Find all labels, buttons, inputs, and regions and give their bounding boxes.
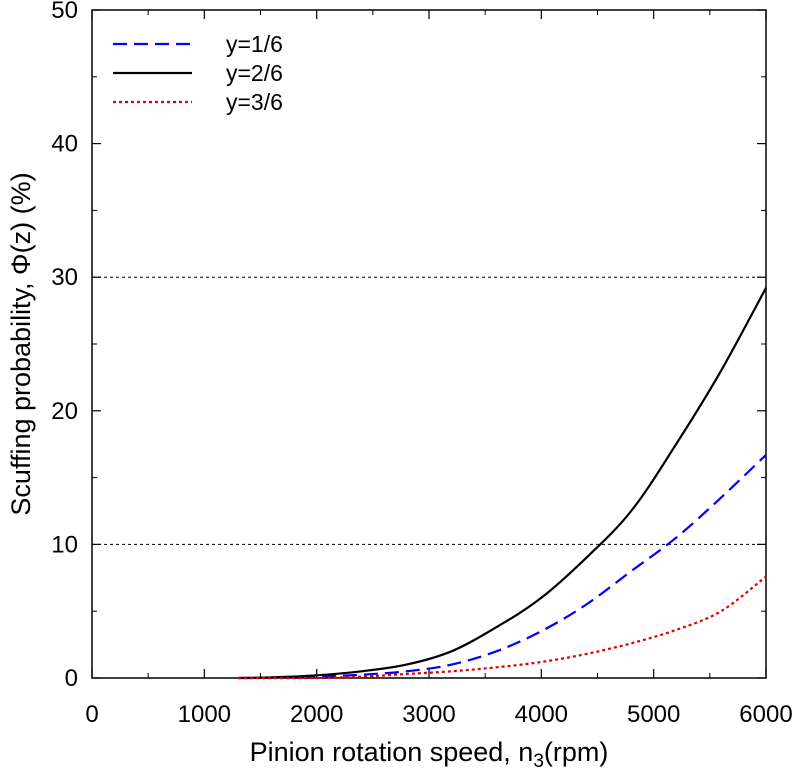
x-tick-label: 0 (85, 701, 98, 728)
legend-label-3: y=3/6 (226, 89, 283, 115)
y-tick-label: 40 (51, 131, 78, 158)
series-line-1 (237, 454, 767, 680)
x-axis-label: Pinion rotation speed, n3(rpm) (250, 737, 609, 772)
x-tick-label: 1000 (178, 701, 231, 728)
axis-ticks (91, 9, 767, 679)
y-tick-label: 0 (65, 665, 78, 692)
series-line-3 (238, 575, 767, 680)
x-tick-label: 3000 (402, 701, 455, 728)
plot-frame (91, 9, 767, 679)
x-tick-label: 5000 (627, 701, 680, 728)
x-tick-label: 6000 (739, 701, 792, 728)
x-tick-label: 4000 (515, 701, 568, 728)
legend-label-2: y=2/6 (226, 60, 283, 86)
y-tick-label: 30 (51, 264, 78, 291)
x-tick-labels: 0 1000 2000 3000 4000 5000 6000 (85, 701, 792, 728)
legend: y=1/6 y=2/6 y=3/6 (113, 31, 283, 115)
y-axis-label: Scuffing probability, Φ(z) (%) (6, 172, 36, 515)
y-tick-label: 20 (51, 398, 78, 425)
series-line-2 (237, 287, 767, 680)
y-tick-label: 10 (51, 531, 78, 558)
y-tick-labels: 0 10 20 30 40 50 (51, 0, 78, 692)
series-lines (237, 287, 767, 680)
x-tick-label: 2000 (290, 701, 343, 728)
reference-lines (92, 276, 766, 545)
legend-label-1: y=1/6 (226, 31, 283, 57)
y-tick-label: 50 (51, 0, 78, 24)
plot-area (91, 9, 767, 680)
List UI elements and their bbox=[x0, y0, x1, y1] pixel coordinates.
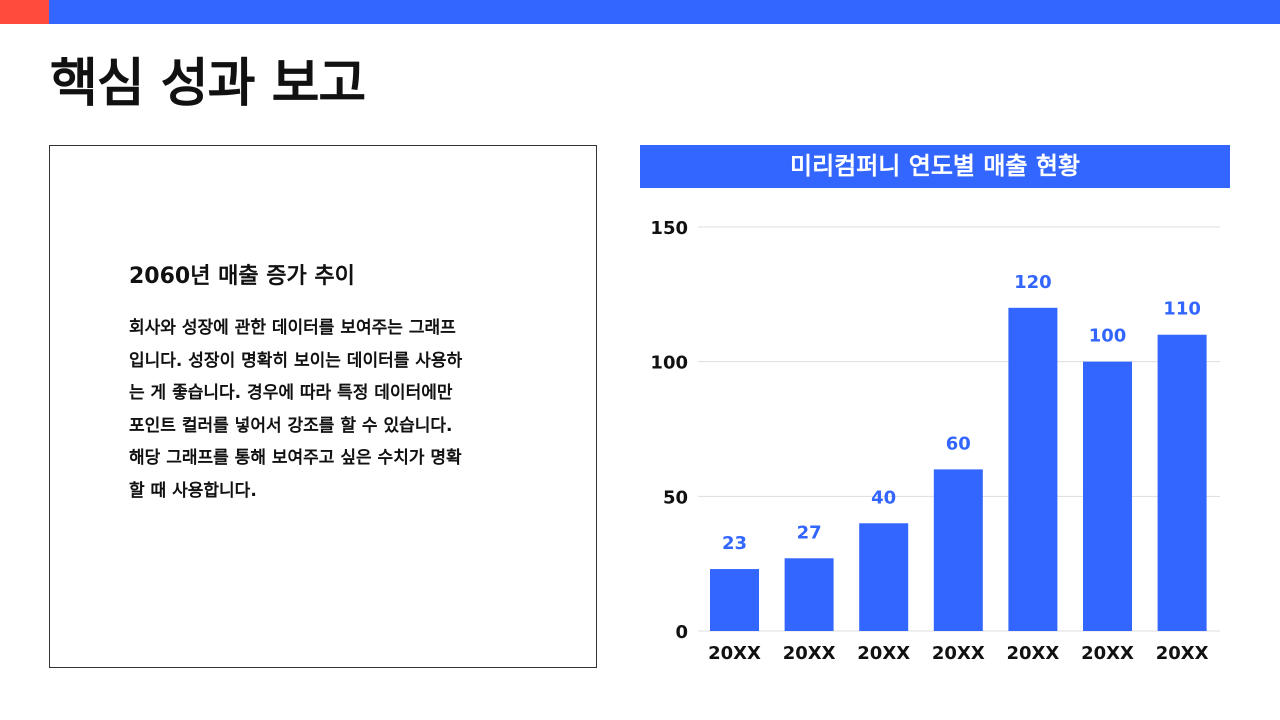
bar bbox=[710, 569, 759, 631]
bar-chart: 0 50 100 150 23 20XX 27 20XX 40 20XX 60 20XX 120 20XX… bbox=[650, 218, 1220, 664]
data-label: 100 bbox=[1089, 326, 1127, 347]
x-tick-label: 20XX bbox=[857, 643, 910, 664]
accent-strip-blue bbox=[49, 0, 1280, 24]
data-label: 40 bbox=[871, 487, 896, 508]
accent-marker-red bbox=[0, 0, 49, 24]
data-label: 120 bbox=[1014, 272, 1052, 293]
panel-body-text: 회사와 성장에 관한 데이터를 보여주는 그래프 입니다. 성장이 명확히 보이… bbox=[129, 318, 463, 501]
x-tick-label: 20XX bbox=[783, 643, 836, 664]
bar bbox=[859, 523, 909, 631]
panel-heading: 2060년 매출 증가 추이 bbox=[129, 264, 355, 289]
x-tick-label: 20XX bbox=[1081, 643, 1134, 664]
top-accent-bar bbox=[0, 0, 1280, 24]
data-label: 110 bbox=[1163, 299, 1201, 320]
chart-title: 미리컴퍼니 연도별 매출 현황 bbox=[640, 145, 1230, 188]
y-tick-label: 100 bbox=[650, 353, 688, 374]
bar bbox=[1083, 361, 1132, 631]
bar bbox=[784, 558, 834, 631]
data-label: 60 bbox=[946, 433, 971, 454]
bar bbox=[933, 469, 983, 631]
x-tick-label: 20XX bbox=[932, 643, 985, 664]
data-label: 27 bbox=[797, 522, 822, 543]
x-tick-label: 20XX bbox=[708, 643, 761, 664]
x-tick-label: 20XX bbox=[1006, 643, 1059, 664]
page-title: 핵심 성과 보고 bbox=[50, 54, 366, 114]
bar bbox=[1008, 307, 1058, 631]
data-label: 23 bbox=[722, 533, 747, 554]
y-tick-label: 50 bbox=[663, 487, 688, 508]
x-tick-label: 20XX bbox=[1156, 643, 1209, 664]
y-tick-label: 150 bbox=[650, 218, 688, 239]
description-panel: 2060년 매출 증가 추이 회사와 성장에 관한 데이터를 보여주는 그래프 … bbox=[49, 145, 597, 668]
y-tick-label: 0 bbox=[675, 622, 688, 643]
bar bbox=[1157, 334, 1207, 631]
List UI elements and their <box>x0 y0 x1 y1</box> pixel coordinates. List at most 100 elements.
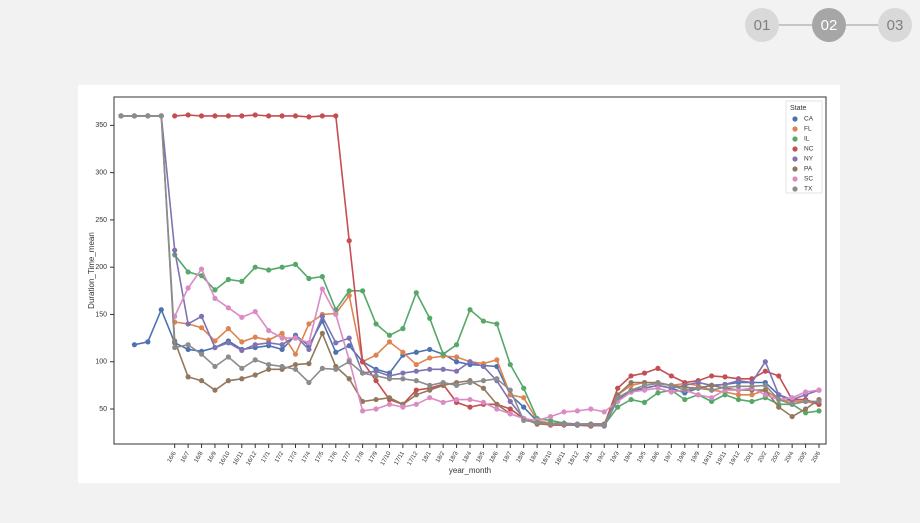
data-point <box>225 276 231 283</box>
data-point <box>480 378 487 384</box>
data-point <box>360 288 366 294</box>
data-point <box>172 113 178 119</box>
data-point <box>709 373 715 379</box>
data-point <box>709 382 715 388</box>
data-point <box>360 408 366 414</box>
data-point <box>628 387 634 393</box>
data-point <box>507 387 513 393</box>
data-point <box>319 330 325 336</box>
data-point <box>480 318 487 324</box>
data-point <box>319 113 325 119</box>
x-tick-label: 20/6 <box>811 450 822 464</box>
data-point <box>292 366 299 372</box>
data-point <box>547 417 554 423</box>
step-label: 03 <box>887 17 904 34</box>
data-point <box>802 406 809 412</box>
data-point <box>601 422 607 428</box>
data-point <box>453 342 460 348</box>
data-point <box>802 410 809 416</box>
data-point <box>628 373 634 379</box>
data-point <box>709 395 715 401</box>
data-point <box>709 387 715 393</box>
data-point <box>467 307 473 313</box>
data-point <box>266 267 272 273</box>
data-point <box>172 247 178 253</box>
data-point <box>346 238 352 244</box>
data-point <box>212 287 218 293</box>
data-point <box>292 261 299 267</box>
data-point <box>722 374 728 380</box>
data-point <box>480 385 487 391</box>
x-tick-label: 20/4 <box>784 450 795 464</box>
data-point <box>494 321 500 327</box>
data-point <box>641 370 648 376</box>
data-point <box>588 406 594 412</box>
data-point <box>776 373 782 379</box>
data-point <box>319 274 325 280</box>
legend-label: FL <box>804 126 812 133</box>
data-point <box>735 383 742 389</box>
data-point <box>306 340 312 346</box>
data-point <box>400 376 406 382</box>
x-tick-label: 18/4 <box>462 450 473 464</box>
legend-label: SC <box>804 176 813 183</box>
data-point <box>386 376 393 382</box>
data-point <box>494 357 500 363</box>
legend-marker <box>792 176 798 182</box>
data-point <box>413 378 419 384</box>
data-point <box>185 321 191 327</box>
data-point <box>400 349 406 355</box>
data-point <box>373 368 379 374</box>
legend-marker <box>792 116 798 122</box>
data-point <box>239 347 245 353</box>
data-point <box>373 321 379 327</box>
data-point <box>212 344 218 351</box>
legend-marker <box>792 146 798 152</box>
data-point <box>668 382 674 388</box>
legend-box <box>785 100 823 194</box>
data-point <box>212 363 218 370</box>
data-point <box>266 113 272 119</box>
data-point <box>198 378 205 384</box>
data-point <box>762 382 768 388</box>
data-point <box>346 335 352 341</box>
data-point <box>440 366 446 372</box>
data-point <box>655 385 661 391</box>
data-point <box>722 392 728 398</box>
data-point <box>816 398 822 405</box>
data-point <box>521 385 527 391</box>
data-point <box>588 422 594 428</box>
data-point <box>427 387 433 393</box>
x-tick-label: 18/2 <box>435 450 446 464</box>
data-point <box>360 398 366 405</box>
data-point <box>816 408 822 414</box>
x-tick-label: 19/5 <box>637 450 648 464</box>
data-point <box>158 113 164 119</box>
data-point <box>762 392 768 398</box>
data-point <box>789 395 795 401</box>
data-point <box>279 342 285 348</box>
data-point <box>480 363 487 370</box>
legend-label: CA <box>804 116 814 123</box>
data-point <box>225 305 231 311</box>
data-point <box>185 346 191 353</box>
data-point <box>722 384 728 390</box>
data-point <box>682 396 688 403</box>
data-point <box>172 344 178 351</box>
data-point <box>239 113 245 119</box>
data-point <box>789 413 795 420</box>
data-point <box>266 361 272 368</box>
data-point <box>641 387 648 393</box>
x-tick-label: 19/9 <box>690 450 701 464</box>
data-point <box>521 395 527 401</box>
data-point <box>695 379 701 386</box>
legend-marker <box>792 166 798 172</box>
data-point <box>185 285 191 291</box>
data-point <box>118 113 124 119</box>
x-tick-label: 17/5 <box>314 450 325 464</box>
data-point <box>252 309 258 315</box>
x-tick-label: 17/4 <box>301 450 312 464</box>
data-point <box>346 292 352 299</box>
data-point <box>641 399 648 405</box>
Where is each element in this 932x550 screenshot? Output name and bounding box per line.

__Aim of the exercise__
Copy out the lines again, beginning with the line that contains "x-tick-label: 0 (85, 701, 98, 728)" and continuing through the line that contains "List UI elements and their bbox=[x0, y0, x1, y1]", keeping every character as it appears.

__Solution to the exercise__
x-tick-label: 0 (85, 701, 98, 728)
legend-label-3: y=3/6 (226, 89, 283, 115)
y-tick-label: 40 (51, 131, 78, 158)
series-line-1 (237, 454, 767, 680)
x-axis-label: Pinion rotation speed, n3(rpm) (250, 737, 609, 772)
x-tick-label: 1000 (178, 701, 231, 728)
axis-ticks (91, 9, 767, 679)
y-tick-label: 0 (65, 665, 78, 692)
series-line-3 (238, 575, 767, 680)
x-tick-label: 3000 (402, 701, 455, 728)
plot-frame (91, 9, 767, 679)
x-tick-label: 5000 (627, 701, 680, 728)
x-tick-label: 6000 (739, 701, 792, 728)
x-tick-label: 4000 (515, 701, 568, 728)
legend-label-2: y=2/6 (226, 60, 283, 86)
y-tick-label: 30 (51, 264, 78, 291)
x-tick-labels: 0 1000 2000 3000 4000 5000 6000 (85, 701, 792, 728)
legend: y=1/6 y=2/6 y=3/6 (113, 31, 283, 115)
y-axis-label: Scuffing probability, Φ(z) (%) (6, 172, 36, 515)
y-tick-label: 20 (51, 398, 78, 425)
series-line-2 (237, 287, 767, 680)
y-tick-label: 10 (51, 531, 78, 558)
y-tick-labels: 0 10 20 30 40 50 (51, 0, 78, 692)
series-lines (237, 287, 767, 680)
x-tick-label: 2000 (290, 701, 343, 728)
reference-lines (92, 276, 766, 545)
legend-label-1: y=1/6 (226, 31, 283, 57)
y-tick-label: 50 (51, 0, 78, 24)
plot-area (91, 9, 767, 680)
List UI elements and their bbox=[x0, y0, x1, y1] pixel coordinates.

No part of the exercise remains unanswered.